▸ Задания:
A - Ответьте по отрывку на три вопроса:
(i) Сколько раз отец Владимир отбывал тюремное заключение и сколько оно длилось в общей сложности?
(ii) Какой суд первым лишил его священнического сана и кто этим судом председательствовал?
(iii) Когда должна была пройти сессия Священного Синода, на которой предстояло окончательно лишить его сана?
B - Назовите все города, в тюрьмах и арестных домах которых, согласно отрывку, сидел отец Владимир.

▸ Отрывок:
▼

Православные церкви Юго-Восточной Европы между двумя мировыми войнами (1918 – 1939-е гг.) — страница 56 из 134

[559].

Отца Владимира все-таки предали суду. Согласно его воспоминаниям, пастыря судили военные, гражданские и церковные судебные инстанции в Кишиневе, в Яссах и Бухаресте. Он сидел в военных, уголовных тюрьмах и арестных домах – в Кишиневе, Яссах, Бендерах и в Тыргу-Жиу, в общих и одиночных камерах, как самый тяжелый преступник; к протоиерею применяли строжайший тюремный режим, часто лишая права даже обычной часовой прогулки в тюремном дворе. Отец Владимир четыре раза отбывал тюремное заключение, в общей сложности два с половиной года, три раза был в ссылке, несколько раз подвергался крупным денежным штрафам и постоянно находился под надзором полиции. Дважды он был лишен священнического сана: в первый раз Кишиневским духовным судом под председательством архиепископа Бессарабского Гурия и вторично – Апелляционным митрополичьим судом в Яссах, возглавляемым митрополитом Ясским Никодимом. Окончательное лишение о. Владимира священнического сана, которое должно было состояться по решению третьей судебной инстанции, – на сессии Священного Синода в феврале 1933 г., не было доведено до конца из-за вмешательства Западно-Европейского архиепископа РПЦЗ Серафима (Лукьянова), которому протоиерей тогда подчинялся, и протеста Первоиерарха Русской Православной Церкви Заграницей митрополита Антония (Храповицкого) на имя Румынского Патриарха Мирона (однако без посылки какого-либо ответа митрополиту Антонию)[560].

▲

▸ Собранные данные:
▼

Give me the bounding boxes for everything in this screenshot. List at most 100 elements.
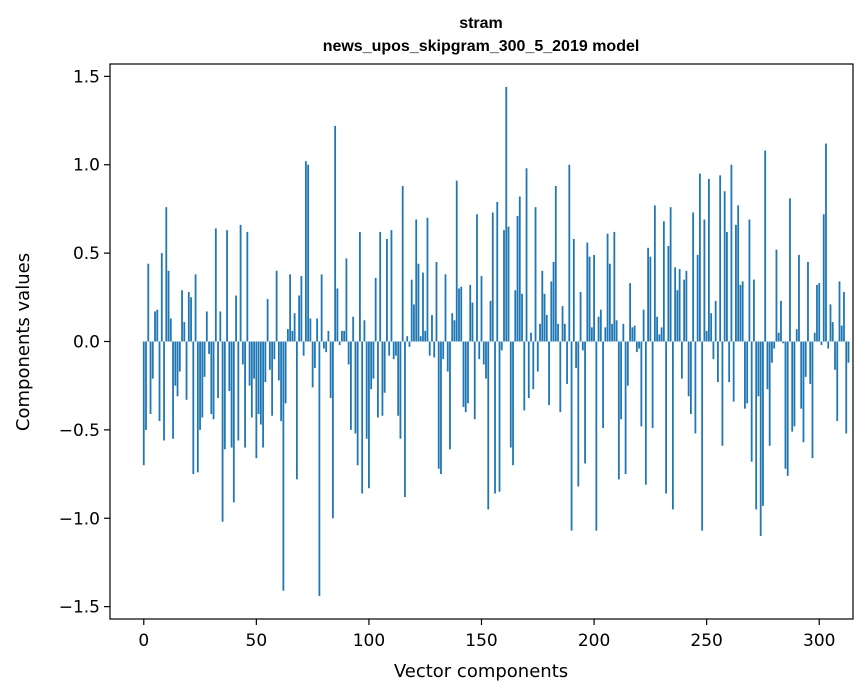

▲

▸ Ответы:
A -
(i) Четыре раза, в общей сложности два с половиной года.
(ii) Кишиневский духовный суд под председательством архиепископа Бессарабского Гурия.
(iii) В феврале 1933 г.

B - Кишинев, Яссы, Бендеры, Тыргу-Жиу.